WRITTEN TASK: Count how many lines in this material contain "сбору". The answer is that number alone.

GIVEN INFORMATION:

= = = = = = =

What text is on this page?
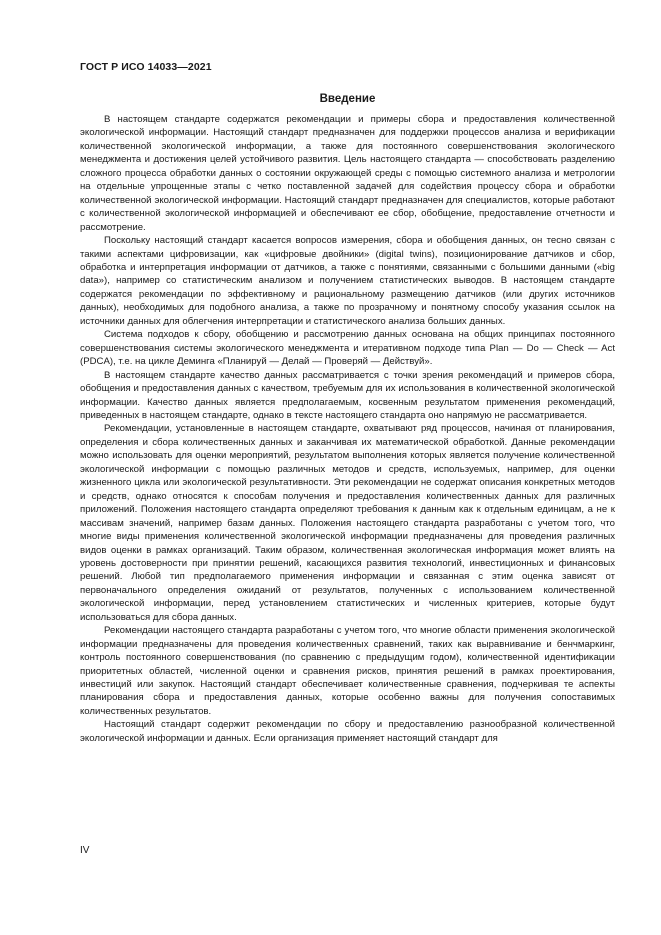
ГОСТ Р ИСО 14033—2021
Введение

В настоящем стандарте содержатся рекомендации и примеры сбора и предоставления количественной экологической информации. Настоящий стандарт предназначен для поддержки процессов анализа и верификации количественной экологической информации, а также для постоянного совершенствования экологического менеджмента и достижения целей устойчивого развития. Цель настоящего стандарта — способствовать разделению сложного процесса обработки данных о состоянии окружающей среды с помощью системного анализа и метрологии на отдельные упрощенные этапы с четко поставленной задачей для содействия процессу сбора и обработки количественной экологической информации. Настоящий стандарт предназначен для специалистов, которые работают с количественной экологической информацией и обеспечивают ее сбор, обобщение, предоставление отчетности и рассмотрение.

Поскольку настоящий стандарт касается вопросов измерения, сбора и обобщения данных, он тесно связан с такими аспектами цифровизации, как «цифровые двойники» (digital twins), позиционирование датчиков и сбор, обработка и интерпретация информации от датчиков, а также с понятиями, связанными с большими данными («big data»), например со статистическим анализом и получением статистических выводов. В настоящем стандарте содержатся рекомендации по эффективному и рациональному размещению датчиков (или других источников данных), необходимых для подобного анализа, а также по прозрачному и понятному способу указания ссылок на источники данных для облегчения интерпретации и статистического анализа больших данных.

Система подходов к сбору, обобщению и рассмотрению данных основана на общих принципах постоянного совершенствования системы экологического менеджмента и итеративном подходе типа Plan — Do — Check — Act (PDCA), т.е. на цикле Деминга «Планируй — Делай — Проверяй — Действуй».

В настоящем стандарте качество данных рассматривается с точки зрения рекомендаций и примеров сбора, обобщения и предоставления данных с качеством, требуемым для их использования в количественной экологической информации. Качество данных является предполагаемым, косвенным результатом применения рекомендаций, приведенных в настоящем стандарте, однако в тексте настоящего стандарта оно напрямую не рассматривается.

Рекомендации, установленные в настоящем стандарте, охватывают ряд процессов, начиная от планирования, определения и сбора количественных данных и заканчивая их математической обработкой. Данные рекомендации можно использовать для оценки мероприятий, результатом выполнения которых является получение количественной экологической информации с помощью различных методов и средств, используемых, например, для оценки жизненного цикла или экологической результативности. Эти рекомендации не содержат описания конкретных методов и средств, однако относятся к способам получения и предоставления количественных данных для различных приложений. Положения настоящего стандарта определяют требования к данным как к отдельным единицам, а не к массивам значений, например базам данных. Положения настоящего стандарта разработаны с учетом того, что многие виды применения количественной экологической информации предназначены для проведения различных видов оценки в рамках организаций. Таким образом, количественная экологическая информация может влиять на уровень достоверности при принятии решений, касающихся развития технологий, инвестиционных и финансовых решений. Любой тип предполагаемого применения информации и связанная с этим оценка зависят от первоначального определения ожиданий от результатов, полученных с использованием количественной экологической информации, перед установлением статистических и численных критериев, которые будут использоваться для сбора данных.

Рекомендации настоящего стандарта разработаны с учетом того, что многие области применения экологической информации предназначены для проведения количественных сравнений, таких как выравнивание и бенчмаркинг, контроль постоянного совершенствования (по сравнению с предыдущим годом), количественной идентификации приоритетных областей, численной оценки и сравнения рисков, принятия решений в рамках проектирования, инвестиций или закупок. Настоящий стандарт обеспечивает количественные сравнения, подчеркивая те аспекты планирования сбора и предоставления данных, которые особенно важны для получения сопоставимых количественных результатов.

Настоящий стандарт содержит рекомендации по сбору и предоставлению разнообразной количественной экологической информации и данных. Если организация применяет настоящий стандарт для

IV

= = = = = = =

THE RESPONSE: 2